## Start Record extracts

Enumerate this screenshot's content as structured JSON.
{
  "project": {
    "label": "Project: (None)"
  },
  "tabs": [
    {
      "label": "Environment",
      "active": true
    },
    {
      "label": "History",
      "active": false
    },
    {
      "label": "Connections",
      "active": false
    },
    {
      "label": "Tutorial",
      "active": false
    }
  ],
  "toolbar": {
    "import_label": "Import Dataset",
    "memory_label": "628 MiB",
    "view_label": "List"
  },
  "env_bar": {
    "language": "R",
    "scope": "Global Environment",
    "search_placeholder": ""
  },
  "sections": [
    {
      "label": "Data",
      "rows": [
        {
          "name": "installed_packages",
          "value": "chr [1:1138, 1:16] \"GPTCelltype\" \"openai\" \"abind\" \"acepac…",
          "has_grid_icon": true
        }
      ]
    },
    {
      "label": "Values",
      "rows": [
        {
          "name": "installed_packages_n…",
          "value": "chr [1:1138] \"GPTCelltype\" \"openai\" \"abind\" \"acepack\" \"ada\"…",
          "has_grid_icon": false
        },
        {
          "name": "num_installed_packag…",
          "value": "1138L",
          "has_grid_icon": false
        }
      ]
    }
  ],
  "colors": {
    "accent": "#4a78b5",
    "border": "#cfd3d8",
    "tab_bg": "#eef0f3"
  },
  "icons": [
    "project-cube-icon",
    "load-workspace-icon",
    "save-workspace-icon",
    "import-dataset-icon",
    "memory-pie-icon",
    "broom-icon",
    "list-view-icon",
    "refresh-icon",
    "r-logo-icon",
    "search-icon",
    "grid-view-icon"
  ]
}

## End Record extracts

## Exercise brief
Copy every record above exactly as it appears.

## Expected answer
Enumerate this screenshot's content as structured JSON.
{
  "project": {
    "label": "Project: (None)"
  },
  "tabs": [
    {
      "label": "Environment",
      "active": true
    },
    {
      "label": "History",
      "active": false
    },
    {
      "label": "Connections",
      "active": false
    },
    {
      "label": "Tutorial",
      "active": false
    }
  ],
  "toolbar": {
    "import_label": "Import Dataset",
    "memory_label": "628 MiB",
    "view_label": "List"
  },
  "env_bar": {
    "language": "R",
    "scope": "Global Environment",
    "search_placeholder": ""
  },
  "sections": [
    {
      "label": "Data",
      "rows": [
        {
          "name": "installed_packages",
          "value": "chr [1:1138, 1:16] \"GPTCelltype\" \"openai\" \"abind\" \"acepac…",
          "has_grid_icon": true
        }
      ]
    },
    {
      "label": "Values",
      "rows": [
        {
          "name": "installed_packages_n…",
          "value": "chr [1:1138] \"GPTCelltype\" \"openai\" \"abind\" \"acepack\" \"ada\"…",
          "has_grid_icon": false
        },
        {
          "name": "num_installed_packag…",
          "value": "1138L",
          "has_grid_icon": false
        }
      ]
    }
  ],
  "colors": {
    "accent": "#4a78b5",
    "border": "#cfd3d8",
    "tab_bg": "#eef0f3"
  },
  "icons": [
    "project-cube-icon",
    "load-workspace-icon",
    "save-workspace-icon",
    "import-dataset-icon",
    "memory-pie-icon",
    "broom-icon",
    "list-view-icon",
    "refresh-icon",
    "r-logo-icon",
    "search-icon",
    "grid-view-icon"
  ]
}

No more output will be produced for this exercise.